Copy everything in the data below exactly except the pictures.

===== Exercise materials =====

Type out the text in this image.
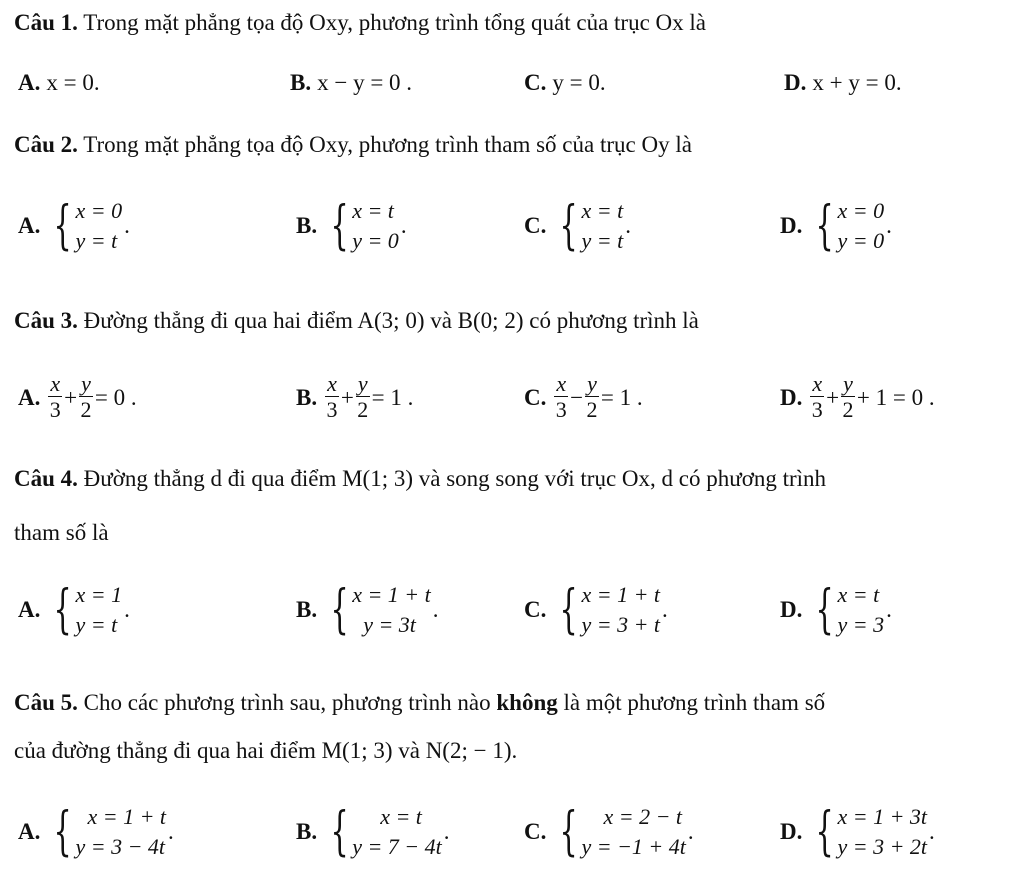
Câu 1. Trong mặt phẳng tọa độ Oxy, phương trình tổng quát của trục Ox là
A. x = 0.	B. x − y = 0 .	C. y = 0.	D. x + y = 0.
Câu 2. Trong mặt phẳng tọa độ Oxy, phương trình tham số của trục Oy là
A. { x = 0
y = t
.	B. { x = t
y = 0
.	C. { x = t
y = t
.	D. { x = 0
y = 0
.
Câu 3. Đường thẳng đi qua hai điểm A(3; 0) và B(0; 2) có phương trình là
A. $\frac{x}{3} + \frac{y}{2} = 0$ .	B. $\frac{x}{3} + \frac{y}{2} = 1$ .	C. $\frac{x}{3} - \frac{y}{2} = 1$ .	D. $\frac{x}{3} + \frac{y}{2} + 1 = 0$ .
Câu 4. Đường thẳng d đi qua điểm M(1; 3) và song song với trục Ox, d có phương trình
tham số là
A. { x = 1
y = t
.	B. { x = 1 + t
y = 3t
.	C. { x = 1 + t
y = 3 + t
.	D. { x = t
y = 3
.
Câu 5. Cho các phương trình sau, phương trình nào không là một phương trình tham số
của đường thẳng đi qua hai điểm M(1; 3) và N(2; − 1).
A. { x = 1 + t
y = 3 − 4t
.	B. {	x = t
y = 7 − 4t
.	C. {	x = 2 − t
y = −1 + 4t
.	D. { x = 1 + 3t
y = 3 + 2t
.
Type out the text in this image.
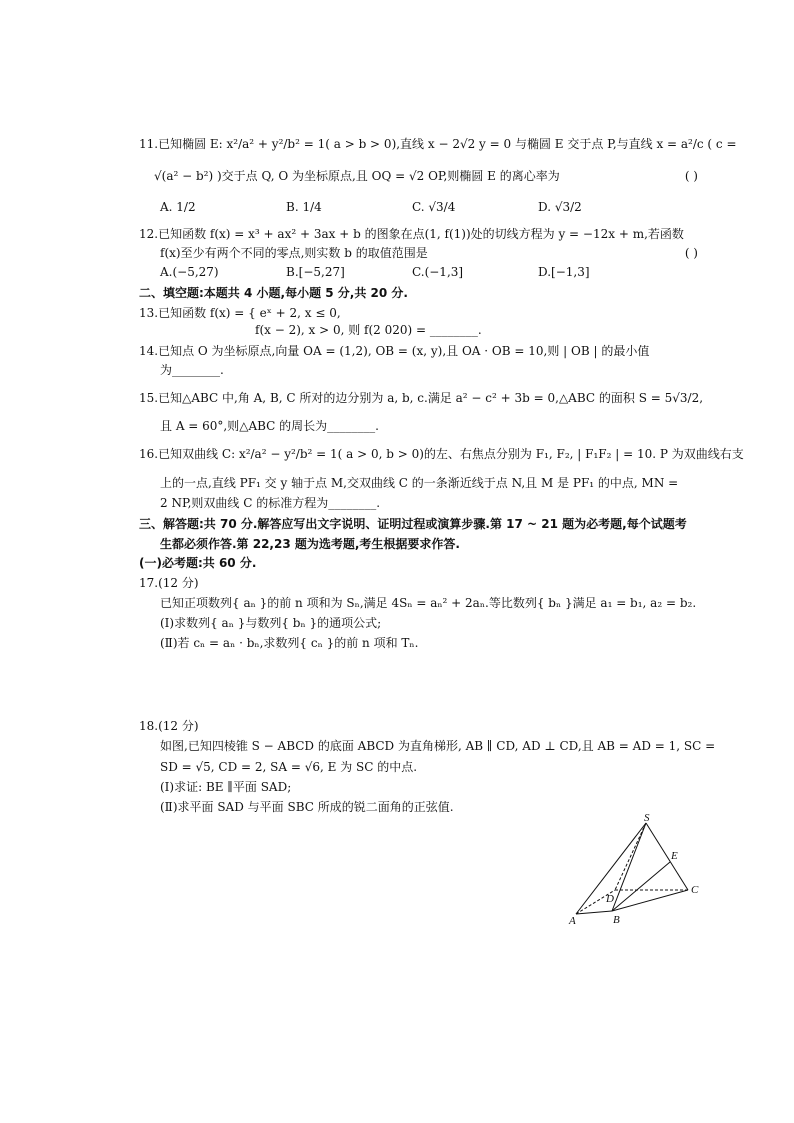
11.已知椭圆 E: x²/a² + y²/b² = 1( a > b > 0),直线 x − 2√2 y = 0 与椭圆 E 交于点 P,与直线 x = a²/c ( c =
√(a² − b²) )交于点 Q, O 为坐标原点,且 OQ = √2 OP,则椭圆 E 的离心率为	( )
A. 1/2	B. 1/4	C. √3/4	D. √3/2
12.已知函数 f(x) = x³ + ax² + 3ax + b 的图象在点(1, f(1))处的切线方程为 y = −12x + m,若函数
f(x)至少有两个不同的零点,则实数 b 的取值范围是	( )
A.(−5,27)	B.[−5,27]	C.(−1,3]	D.[−1,3]
二、填空题:本题共 4 小题,每小题 5 分,共 20 分.
13.已知函数 f(x) = { eˣ + 2, x ≤ 0,
f(x − 2), x > 0, 则 f(2 020) = ________.
14.已知点 O 为坐标原点,向量 OA = (1,2), OB = (x, y),且 OA · OB = 10,则 | OB | 的最小值
为________.
15.已知△ABC 中,角 A, B, C 所对的边分别为 a, b, c.满足 a² − c² + 3b = 0,△ABC 的面积 S = 5√3/2,
且 A = 60°,则△ABC 的周长为________.
16.已知双曲线 C: x²/a² − y²/b² = 1( a > 0, b > 0)的左、右焦点分别为 F₁, F₂, | F₁F₂ | = 10. P 为双曲线右支
上的一点,直线 PF₁ 交 y 轴于点 M,交双曲线 C 的一条渐近线于点 N,且 M 是 PF₁ 的中点, MN =
2 NP,则双曲线 C 的标准方程为________.
三、解答题:共 70 分.解答应写出文字说明、证明过程或演算步骤.第 17 ~ 21 题为必考题,每个试题考
生都必须作答.第 22,23 题为选考题,考生根据要求作答.
(一)必考题:共 60 分.
17.(12 分)
已知正项数列{ aₙ }的前 n 项和为 Sₙ,满足 4Sₙ = aₙ² + 2aₙ.等比数列{ bₙ }满足 a₁ = b₁, a₂ = b₂.
(Ⅰ)求数列{ aₙ }与数列{ bₙ }的通项公式;
(Ⅱ)若 cₙ = aₙ · bₙ,求数列{ cₙ }的前 n 项和 Tₙ.
18.(12 分)
如图,已知四棱锥 S − ABCD 的底面 ABCD 为直角梯形, AB ∥ CD, AD ⊥ CD,且 AB = AD = 1, SC =
SD = √5, CD = 2, SA = √6, E 为 SC 的中点.
(Ⅰ)求证: BE ∥平面 SAD;
(Ⅱ)求平面 SAD 与平面 SBC 所成的锐二面角的正弦值.
S
E
D
C
A	B
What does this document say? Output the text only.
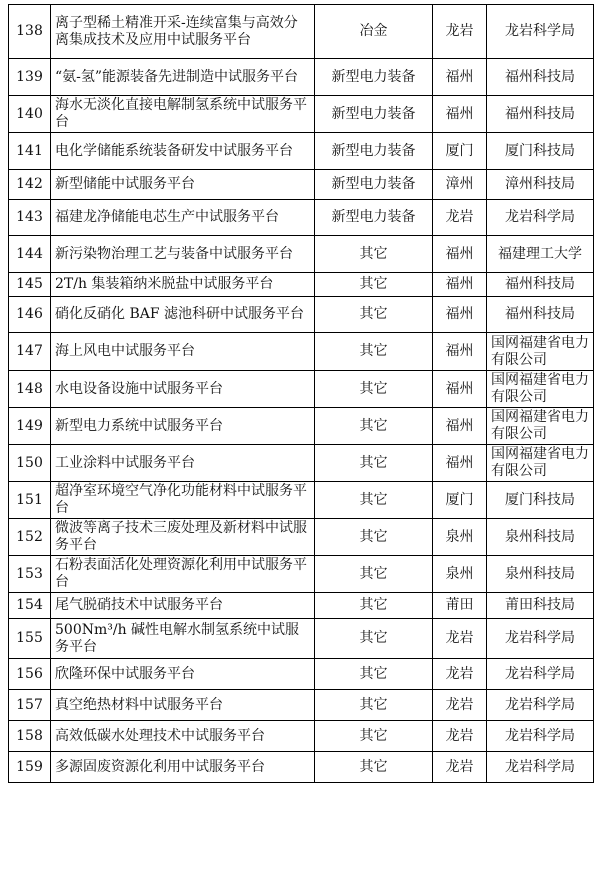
138	离子型稀土精准开采-连续富集与高效分离集成技术及应用中试服务平台	冶金	龙岩	龙岩科学局
139	“氨-氢”能源装备先进制造中试服务平台	新型电力装备	福州	福州科技局
140	海水无淡化直接电解制氢系统中试服务平台	新型电力装备	福州	福州科技局
141	电化学储能系统装备研发中试服务平台	新型电力装备	厦门	厦门科技局
142	新型储能中试服务平台	新型电力装备	漳州	漳州科技局
143	福建龙净储能电芯生产中试服务平台	新型电力装备	龙岩	龙岩科学局
144	新污染物治理工艺与装备中试服务平台	其它	福州	福建理工大学
145	2T/h 集装箱纳米脱盐中试服务平台	其它	福州	福州科技局
146	硝化反硝化 BAF 滤池科研中试服务平台	其它	福州	福州科技局
147	海上风电中试服务平台	其它	福州	国网福建省电力有限公司
148	水电设备设施中试服务平台	其它	福州	国网福建省电力有限公司
149	新型电力系统中试服务平台	其它	福州	国网福建省电力有限公司
150	工业涂料中试服务平台	其它	福州	国网福建省电力有限公司
151	超净室环境空气净化功能材料中试服务平台	其它	厦门	厦门科技局
152	微波等离子技术三废处理及新材料中试服务平台	其它	泉州	泉州科技局
153	石粉表面活化处理资源化利用中试服务平台	其它	泉州	泉州科技局
154	尾气脱硝技术中试服务平台	其它	莆田	莆田科技局
155	500Nm³/h 碱性电解水制氢系统中试服务平台	其它	龙岩	龙岩科学局
156	欣隆环保中试服务平台	其它	龙岩	龙岩科学局
157	真空绝热材料中试服务平台	其它	龙岩	龙岩科学局
158	高效低碳水处理技术中试服务平台	其它	龙岩	龙岩科学局
159	多源固废资源化利用中试服务平台	其它	龙岩	龙岩科学局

=====

Solution to this exercise:
Type out the text in this image.
Câu 1. Trong mặt phẳng tọa độ Oxy, phương trình tổng quát của trục Ox là
A. x = 0.	B. x − y = 0 .	C. y = 0.	D. x + y = 0.
Câu 2. Trong mặt phẳng tọa độ Oxy, phương trình tham số của trục Oy là
A. { x = 0
y = t
.	B. { x = t
y = 0
.	C. { x = t
y = t
.	D. { x = 0
y = 0
.
Câu 3. Đường thẳng đi qua hai điểm A(3; 0) và B(0; 2) có phương trình là
A. $\frac{x}{3} + \frac{y}{2} = 0$ .	B. $\frac{x}{3} + \frac{y}{2} = 1$ .	C. $\frac{x}{3} - \frac{y}{2} = 1$ .	D. $\frac{x}{3} + \frac{y}{2} + 1 = 0$ .
Câu 4. Đường thẳng d đi qua điểm M(1; 3) và song song với trục Ox, d có phương trình
tham số là
A. { x = 1
y = t
.	B. { x = 1 + t
y = 3t
.	C. { x = 1 + t
y = 3 + t
.	D. { x = t
y = 3
.
Câu 5. Cho các phương trình sau, phương trình nào không là một phương trình tham số
của đường thẳng đi qua hai điểm M(1; 3) và N(2; − 1).
A. { x = 1 + t
y = 3 − 4t
.	B. {	x = t
y = 7 − 4t
.	C. {	x = 2 − t
y = −1 + 4t
.	D. { x = 1 + 3t
y = 3 + 2t
.
Type out the text in this image.
11.已知椭圆 E: x²/a² + y²/b² = 1( a > b > 0),直线 x − 2√2 y = 0 与椭圆 E 交于点 P,与直线 x = a²/c ( c =
√(a² − b²) )交于点 Q, O 为坐标原点,且 OQ = √2 OP,则椭圆 E 的离心率为	( )
A. 1/2	B. 1/4	C. √3/4	D. √3/2
12.已知函数 f(x) = x³ + ax² + 3ax + b 的图象在点(1, f(1))处的切线方程为 y = −12x + m,若函数
f(x)至少有两个不同的零点,则实数 b 的取值范围是	( )
A.(−5,27)	B.[−5,27]	C.(−1,3]	D.[−1,3]
二、填空题:本题共 4 小题,每小题 5 分,共 20 分.
13.已知函数 f(x) = { eˣ + 2, x ≤ 0,
f(x − 2), x > 0, 则 f(2 020) = ________.
14.已知点 O 为坐标原点,向量 OA = (1,2), OB = (x, y),且 OA · OB = 10,则 | OB | 的最小值
为________.
15.已知△ABC 中,角 A, B, C 所对的边分别为 a, b, c.满足 a² − c² + 3b = 0,△ABC 的面积 S = 5√3/2,
且 A = 60°,则△ABC 的周长为________.
16.已知双曲线 C: x²/a² − y²/b² = 1( a > 0, b > 0)的左、右焦点分别为 F₁, F₂, | F₁F₂ | = 10. P 为双曲线右支
上的一点,直线 PF₁ 交 y 轴于点 M,交双曲线 C 的一条渐近线于点 N,且 M 是 PF₁ 的中点, MN =
2 NP,则双曲线 C 的标准方程为________.
三、解答题:共 70 分.解答应写出文字说明、证明过程或演算步骤.第 17 ~ 21 题为必考题,每个试题考
生都必须作答.第 22,23 题为选考题,考生根据要求作答.
(一)必考题:共 60 分.
17.(12 分)
已知正项数列{ aₙ }的前 n 项和为 Sₙ,满足 4Sₙ = aₙ² + 2aₙ.等比数列{ bₙ }满足 a₁ = b₁, a₂ = b₂.
(Ⅰ)求数列{ aₙ }与数列{ bₙ }的通项公式;
(Ⅱ)若 cₙ = aₙ · bₙ,求数列{ cₙ }的前 n 项和 Tₙ.
18.(12 分)
如图,已知四棱锥 S − ABCD 的底面 ABCD 为直角梯形, AB ∥ CD, AD ⊥ CD,且 AB = AD = 1, SC =
SD = √5, CD = 2, SA = √6, E 为 SC 的中点.
(Ⅰ)求证: BE ∥平面 SAD;
(Ⅱ)求平面 SAD 与平面 SBC 所成的锐二面角的正弦值.
S
E
D
C
A	B
What does this document say? Output the text only.
138	离子型稀土精准开采-连续富集与高效分离集成技术及应用中试服务平台	冶金	龙岩	龙岩科学局
139	“氨-氢”能源装备先进制造中试服务平台	新型电力装备	福州	福州科技局
140	海水无淡化直接电解制氢系统中试服务平台	新型电力装备	福州	福州科技局
141	电化学储能系统装备研发中试服务平台	新型电力装备	厦门	厦门科技局
142	新型储能中试服务平台	新型电力装备	漳州	漳州科技局
143	福建龙净储能电芯生产中试服务平台	新型电力装备	龙岩	龙岩科学局
144	新污染物治理工艺与装备中试服务平台	其它	福州	福建理工大学
145	2T/h 集装箱纳米脱盐中试服务平台	其它	福州	福州科技局
146	硝化反硝化 BAF 滤池科研中试服务平台	其它	福州	福州科技局
147	海上风电中试服务平台	其它	福州	国网福建省电力有限公司
148	水电设备设施中试服务平台	其它	福州	国网福建省电力有限公司
149	新型电力系统中试服务平台	其它	福州	国网福建省电力有限公司
150	工业涂料中试服务平台	其它	福州	国网福建省电力有限公司
151	超净室环境空气净化功能材料中试服务平台	其它	厦门	厦门科技局
152	微波等离子技术三废处理及新材料中试服务平台	其它	泉州	泉州科技局
153	石粉表面活化处理资源化利用中试服务平台	其它	泉州	泉州科技局
154	尾气脱硝技术中试服务平台	其它	莆田	莆田科技局
155	500Nm³/h 碱性电解水制氢系统中试服务平台	其它	龙岩	龙岩科学局
156	欣隆环保中试服务平台	其它	龙岩	龙岩科学局
157	真空绝热材料中试服务平台	其它	龙岩	龙岩科学局
158	高效低碳水处理技术中试服务平台	其它	龙岩	龙岩科学局
159	多源固废资源化利用中试服务平台	其它	龙岩	龙岩科学局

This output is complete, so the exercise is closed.